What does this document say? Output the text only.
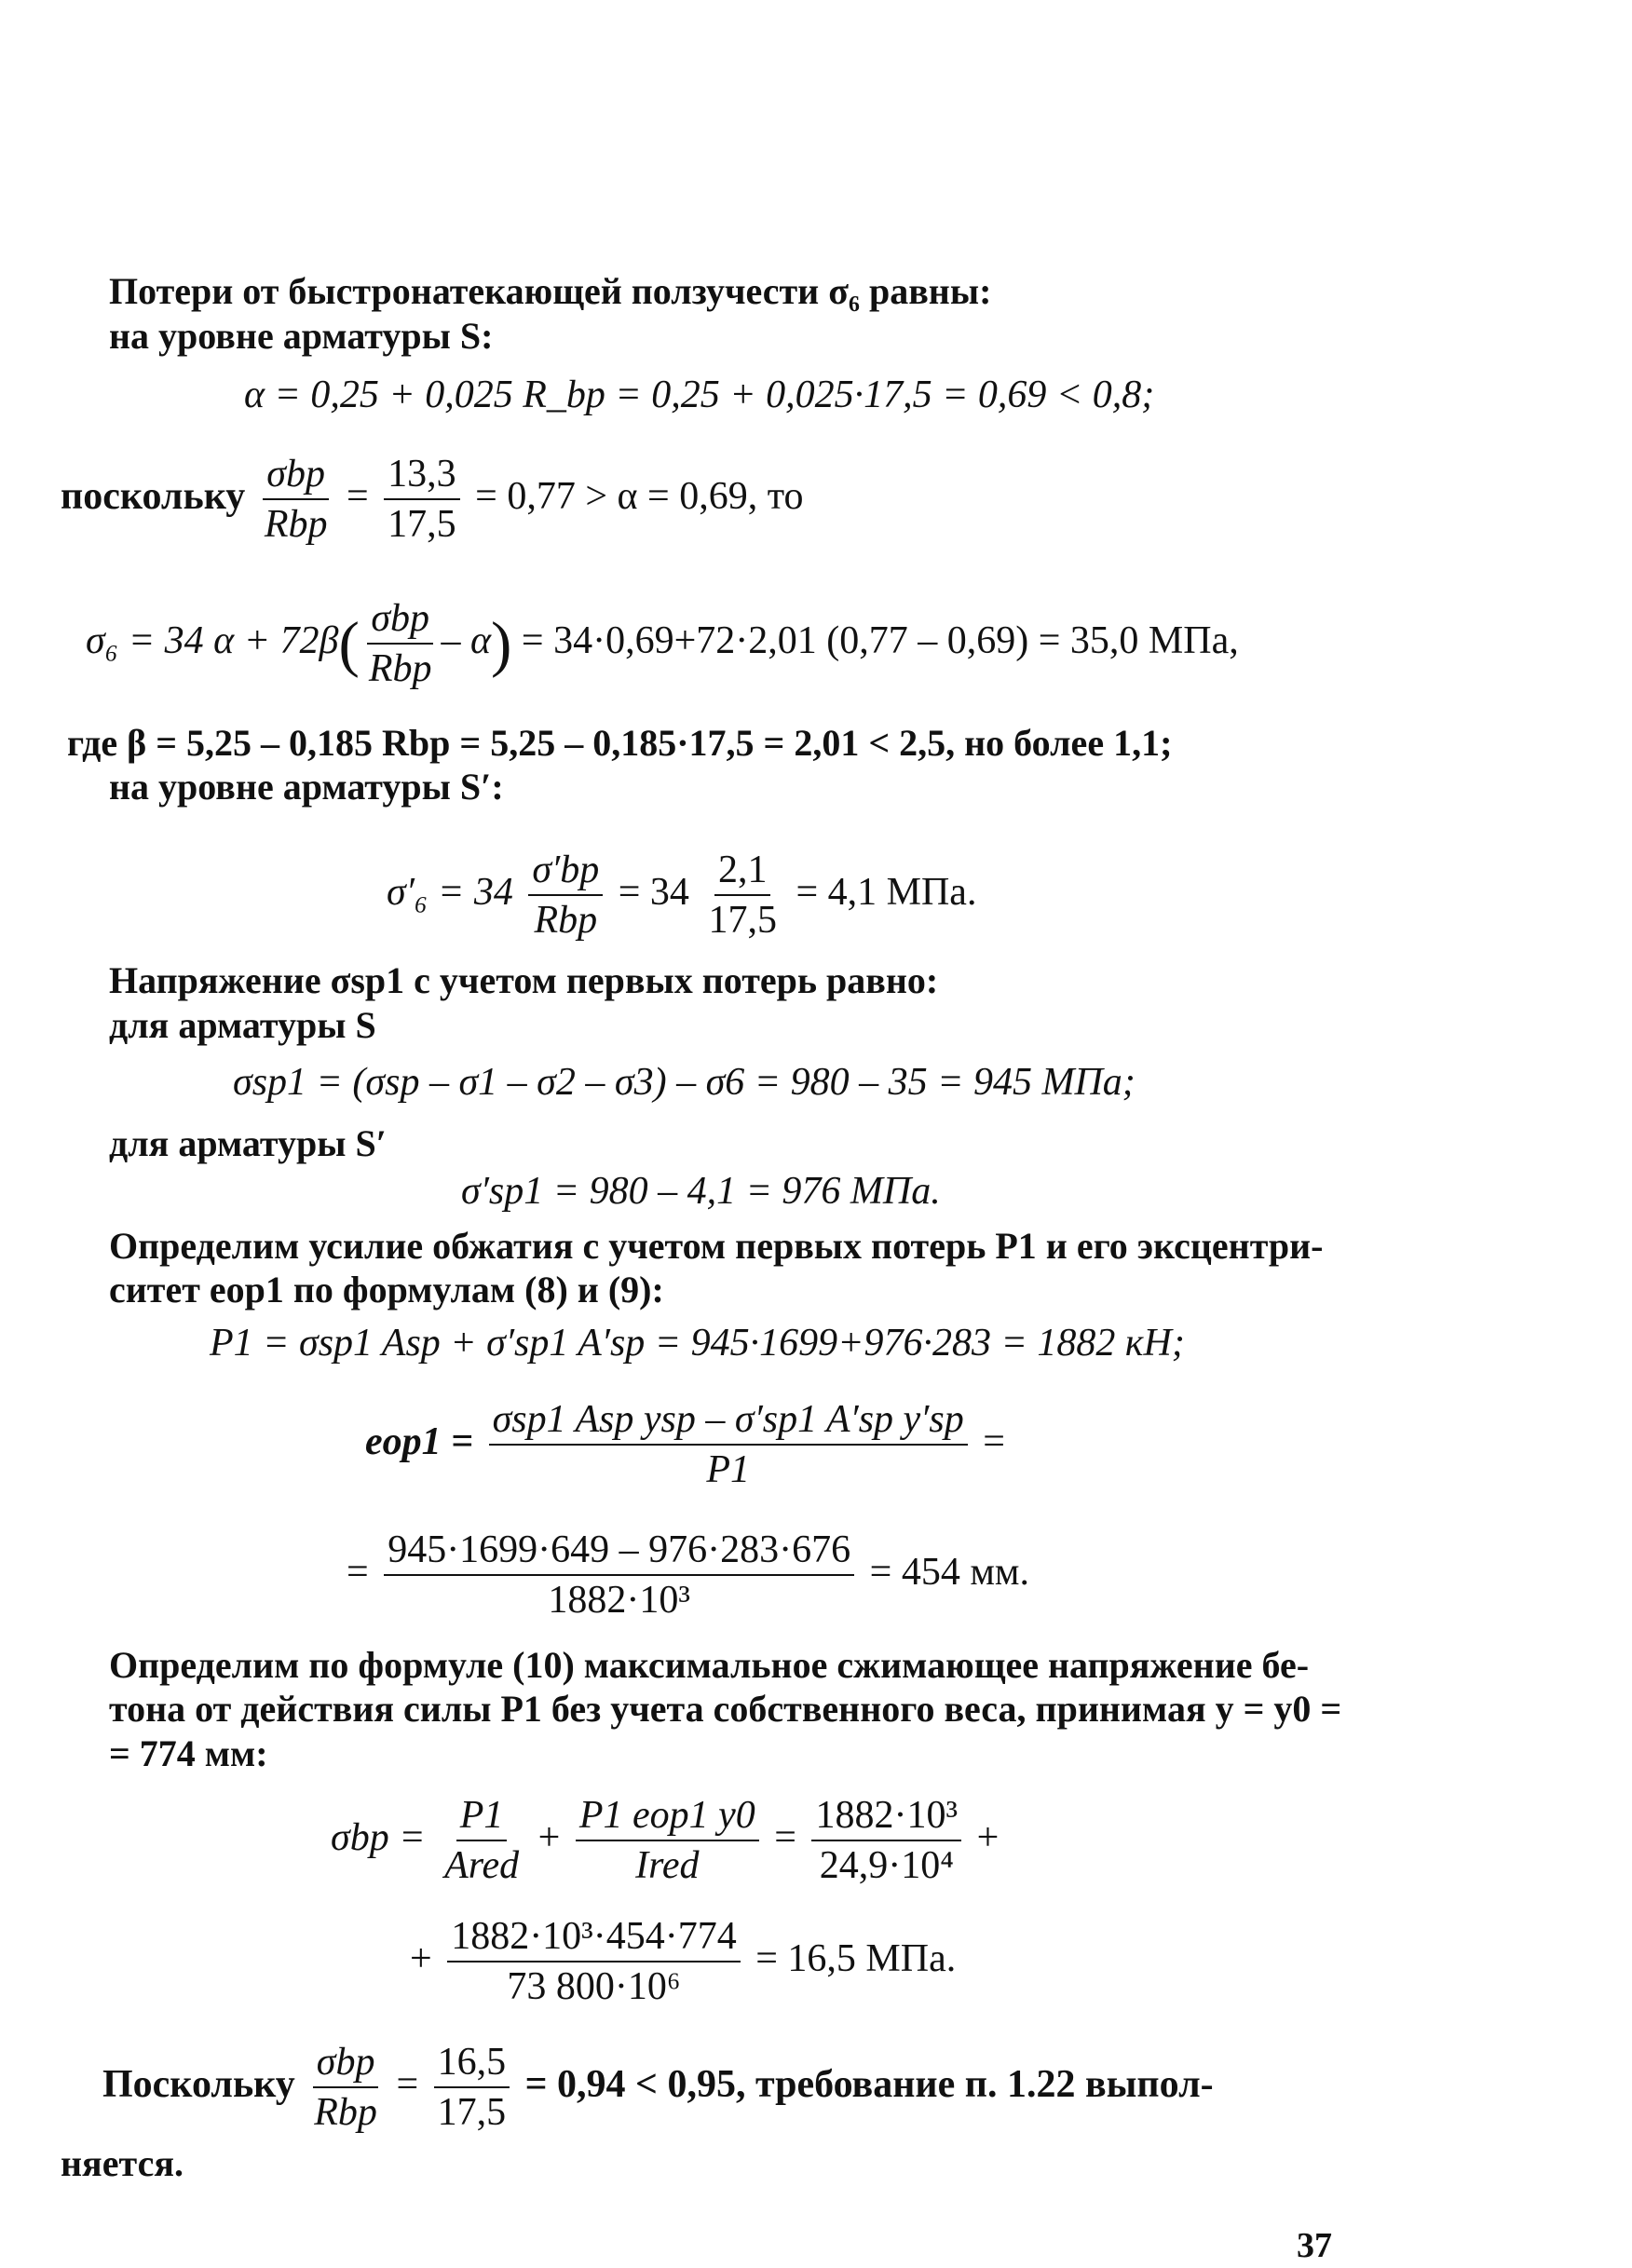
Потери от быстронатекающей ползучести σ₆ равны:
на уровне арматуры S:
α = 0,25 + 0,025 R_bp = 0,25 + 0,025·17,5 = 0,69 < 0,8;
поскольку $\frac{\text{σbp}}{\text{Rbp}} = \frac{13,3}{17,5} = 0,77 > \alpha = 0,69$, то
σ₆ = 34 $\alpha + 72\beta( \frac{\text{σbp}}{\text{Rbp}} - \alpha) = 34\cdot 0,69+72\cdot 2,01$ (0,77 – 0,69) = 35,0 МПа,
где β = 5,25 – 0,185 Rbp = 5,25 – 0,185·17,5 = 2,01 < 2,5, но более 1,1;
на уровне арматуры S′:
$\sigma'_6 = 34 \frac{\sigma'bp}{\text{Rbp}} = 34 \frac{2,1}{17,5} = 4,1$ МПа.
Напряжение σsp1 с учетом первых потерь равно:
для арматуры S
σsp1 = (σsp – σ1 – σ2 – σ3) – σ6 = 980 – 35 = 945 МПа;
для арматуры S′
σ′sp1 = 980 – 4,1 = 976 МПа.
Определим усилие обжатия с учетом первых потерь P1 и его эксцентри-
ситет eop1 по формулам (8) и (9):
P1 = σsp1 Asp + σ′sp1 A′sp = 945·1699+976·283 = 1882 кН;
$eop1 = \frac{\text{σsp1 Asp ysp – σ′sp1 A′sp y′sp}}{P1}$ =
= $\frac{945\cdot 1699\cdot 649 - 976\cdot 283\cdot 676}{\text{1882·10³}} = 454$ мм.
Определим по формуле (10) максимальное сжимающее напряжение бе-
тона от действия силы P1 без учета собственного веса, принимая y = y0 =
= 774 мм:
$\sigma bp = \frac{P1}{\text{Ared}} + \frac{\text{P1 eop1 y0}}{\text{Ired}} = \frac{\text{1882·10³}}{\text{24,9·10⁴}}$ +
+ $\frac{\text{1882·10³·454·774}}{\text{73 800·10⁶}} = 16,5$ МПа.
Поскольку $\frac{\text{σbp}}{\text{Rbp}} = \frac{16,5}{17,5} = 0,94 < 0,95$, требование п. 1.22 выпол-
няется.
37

■ ■ ■ ■ ■

▶ [YOUR TASK]: Pictures in the records above are not copied; print everything else exactly.

▶ [FINISHED TASK]:
What does this document say? Output the text only.
Потери от быстронатекающей ползучести σ₆ равны:
на уровне арматуры S:
α = 0,25 + 0,025 R_bp = 0,25 + 0,025·17,5 = 0,69 < 0,8;
поскольку $\frac{\text{σbp}}{\text{Rbp}} = \frac{13,3}{17,5} = 0,77 > \alpha = 0,69$, то
σ₆ = 34 $\alpha + 72\beta( \frac{\text{σbp}}{\text{Rbp}} - \alpha) = 34\cdot 0,69+72\cdot 2,01$ (0,77 – 0,69) = 35,0 МПа,
где β = 5,25 – 0,185 Rbp = 5,25 – 0,185·17,5 = 2,01 < 2,5, но более 1,1;
на уровне арматуры S′:
$\sigma'_6 = 34 \frac{\sigma'bp}{\text{Rbp}} = 34 \frac{2,1}{17,5} = 4,1$ МПа.
Напряжение σsp1 с учетом первых потерь равно:
для арматуры S
σsp1 = (σsp – σ1 – σ2 – σ3) – σ6 = 980 – 35 = 945 МПа;
для арматуры S′
σ′sp1 = 980 – 4,1 = 976 МПа.
Определим усилие обжатия с учетом первых потерь P1 и его эксцентри-
ситет eop1 по формулам (8) и (9):
P1 = σsp1 Asp + σ′sp1 A′sp = 945·1699+976·283 = 1882 кН;
$eop1 = \frac{\text{σsp1 Asp ysp – σ′sp1 A′sp y′sp}}{P1}$ =
= $\frac{945\cdot 1699\cdot 649 - 976\cdot 283\cdot 676}{\text{1882·10³}} = 454$ мм.
Определим по формуле (10) максимальное сжимающее напряжение бе-
тона от действия силы P1 без учета собственного веса, принимая y = y0 =
= 774 мм:
$\sigma bp = \frac{P1}{\text{Ared}} + \frac{\text{P1 eop1 y0}}{\text{Ired}} = \frac{\text{1882·10³}}{\text{24,9·10⁴}}$ +
+ $\frac{\text{1882·10³·454·774}}{\text{73 800·10⁶}} = 16,5$ МПа.
Поскольку $\frac{\text{σbp}}{\text{Rbp}} = \frac{16,5}{17,5} = 0,94 < 0,95$, требование п. 1.22 выпол-
няется.
37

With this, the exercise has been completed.